**Instructions for the task**
Only the lines holding the string "δικαστοῦ" are needed. Copy each one.

[Extracted records]

§ §

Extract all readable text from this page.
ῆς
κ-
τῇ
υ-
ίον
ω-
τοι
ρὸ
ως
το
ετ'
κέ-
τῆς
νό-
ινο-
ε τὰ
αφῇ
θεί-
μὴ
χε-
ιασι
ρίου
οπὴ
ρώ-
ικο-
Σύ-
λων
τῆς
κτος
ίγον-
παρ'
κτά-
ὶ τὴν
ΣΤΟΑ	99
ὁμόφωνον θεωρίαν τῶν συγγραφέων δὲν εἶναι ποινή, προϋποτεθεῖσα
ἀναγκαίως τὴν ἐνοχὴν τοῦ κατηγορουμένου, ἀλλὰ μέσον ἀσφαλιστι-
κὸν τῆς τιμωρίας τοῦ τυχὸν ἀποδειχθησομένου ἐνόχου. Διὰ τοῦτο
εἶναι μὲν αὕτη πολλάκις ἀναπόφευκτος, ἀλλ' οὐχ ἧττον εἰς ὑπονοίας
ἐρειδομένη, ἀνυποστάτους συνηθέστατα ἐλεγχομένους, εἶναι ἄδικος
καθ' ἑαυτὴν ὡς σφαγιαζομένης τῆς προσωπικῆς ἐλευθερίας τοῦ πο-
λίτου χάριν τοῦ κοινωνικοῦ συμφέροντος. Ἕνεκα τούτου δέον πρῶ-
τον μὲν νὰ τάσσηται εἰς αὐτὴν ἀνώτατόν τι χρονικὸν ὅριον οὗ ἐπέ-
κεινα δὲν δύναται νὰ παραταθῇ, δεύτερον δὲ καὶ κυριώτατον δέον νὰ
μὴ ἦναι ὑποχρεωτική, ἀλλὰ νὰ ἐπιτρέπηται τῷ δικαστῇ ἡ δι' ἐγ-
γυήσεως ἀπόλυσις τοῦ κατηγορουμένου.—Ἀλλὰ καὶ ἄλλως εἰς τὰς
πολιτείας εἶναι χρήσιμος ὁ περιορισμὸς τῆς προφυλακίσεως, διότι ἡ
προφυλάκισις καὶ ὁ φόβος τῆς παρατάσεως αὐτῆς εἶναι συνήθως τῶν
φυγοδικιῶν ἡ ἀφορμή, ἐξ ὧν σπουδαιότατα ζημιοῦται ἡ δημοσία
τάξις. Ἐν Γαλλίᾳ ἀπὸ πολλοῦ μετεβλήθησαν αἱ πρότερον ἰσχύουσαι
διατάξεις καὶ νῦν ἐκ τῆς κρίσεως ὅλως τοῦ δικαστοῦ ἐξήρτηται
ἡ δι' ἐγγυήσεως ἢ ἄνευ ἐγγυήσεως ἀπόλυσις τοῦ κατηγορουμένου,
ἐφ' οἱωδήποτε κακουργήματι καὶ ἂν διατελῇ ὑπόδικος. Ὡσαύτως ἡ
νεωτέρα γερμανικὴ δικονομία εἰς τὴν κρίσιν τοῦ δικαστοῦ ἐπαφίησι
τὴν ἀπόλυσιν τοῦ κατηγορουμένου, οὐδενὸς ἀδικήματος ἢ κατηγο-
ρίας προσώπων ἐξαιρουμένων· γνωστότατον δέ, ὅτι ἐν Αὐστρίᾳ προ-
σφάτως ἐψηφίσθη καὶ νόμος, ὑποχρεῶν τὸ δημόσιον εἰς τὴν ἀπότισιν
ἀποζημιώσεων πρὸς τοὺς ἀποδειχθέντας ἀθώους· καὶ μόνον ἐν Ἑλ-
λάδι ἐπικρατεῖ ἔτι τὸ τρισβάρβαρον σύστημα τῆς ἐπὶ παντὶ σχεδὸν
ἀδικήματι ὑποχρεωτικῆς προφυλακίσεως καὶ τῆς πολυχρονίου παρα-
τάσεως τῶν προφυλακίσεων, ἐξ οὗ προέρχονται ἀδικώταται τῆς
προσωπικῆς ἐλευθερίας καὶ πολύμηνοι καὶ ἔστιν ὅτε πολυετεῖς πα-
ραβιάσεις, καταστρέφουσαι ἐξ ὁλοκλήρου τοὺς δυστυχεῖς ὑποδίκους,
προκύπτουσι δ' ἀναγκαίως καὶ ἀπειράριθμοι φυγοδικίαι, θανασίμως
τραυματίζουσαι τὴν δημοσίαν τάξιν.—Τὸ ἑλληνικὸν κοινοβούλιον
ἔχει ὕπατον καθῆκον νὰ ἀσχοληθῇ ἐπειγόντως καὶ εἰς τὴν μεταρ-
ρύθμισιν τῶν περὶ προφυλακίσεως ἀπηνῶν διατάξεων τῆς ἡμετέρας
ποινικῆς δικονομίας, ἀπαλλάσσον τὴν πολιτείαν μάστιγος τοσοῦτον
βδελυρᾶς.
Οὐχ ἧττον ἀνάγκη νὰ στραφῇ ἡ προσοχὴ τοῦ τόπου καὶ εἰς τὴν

§ §

**Task solution**
διατάξεις καὶ νῦν ἐκ τῆς κρίσεως ὅλως τοῦ δικαστοῦ ἐξήρτηται
νεωτέρα γερμανικὴ δικονομία εἰς τὴν κρίσιν τοῦ δικαστοῦ ἐπαφίησι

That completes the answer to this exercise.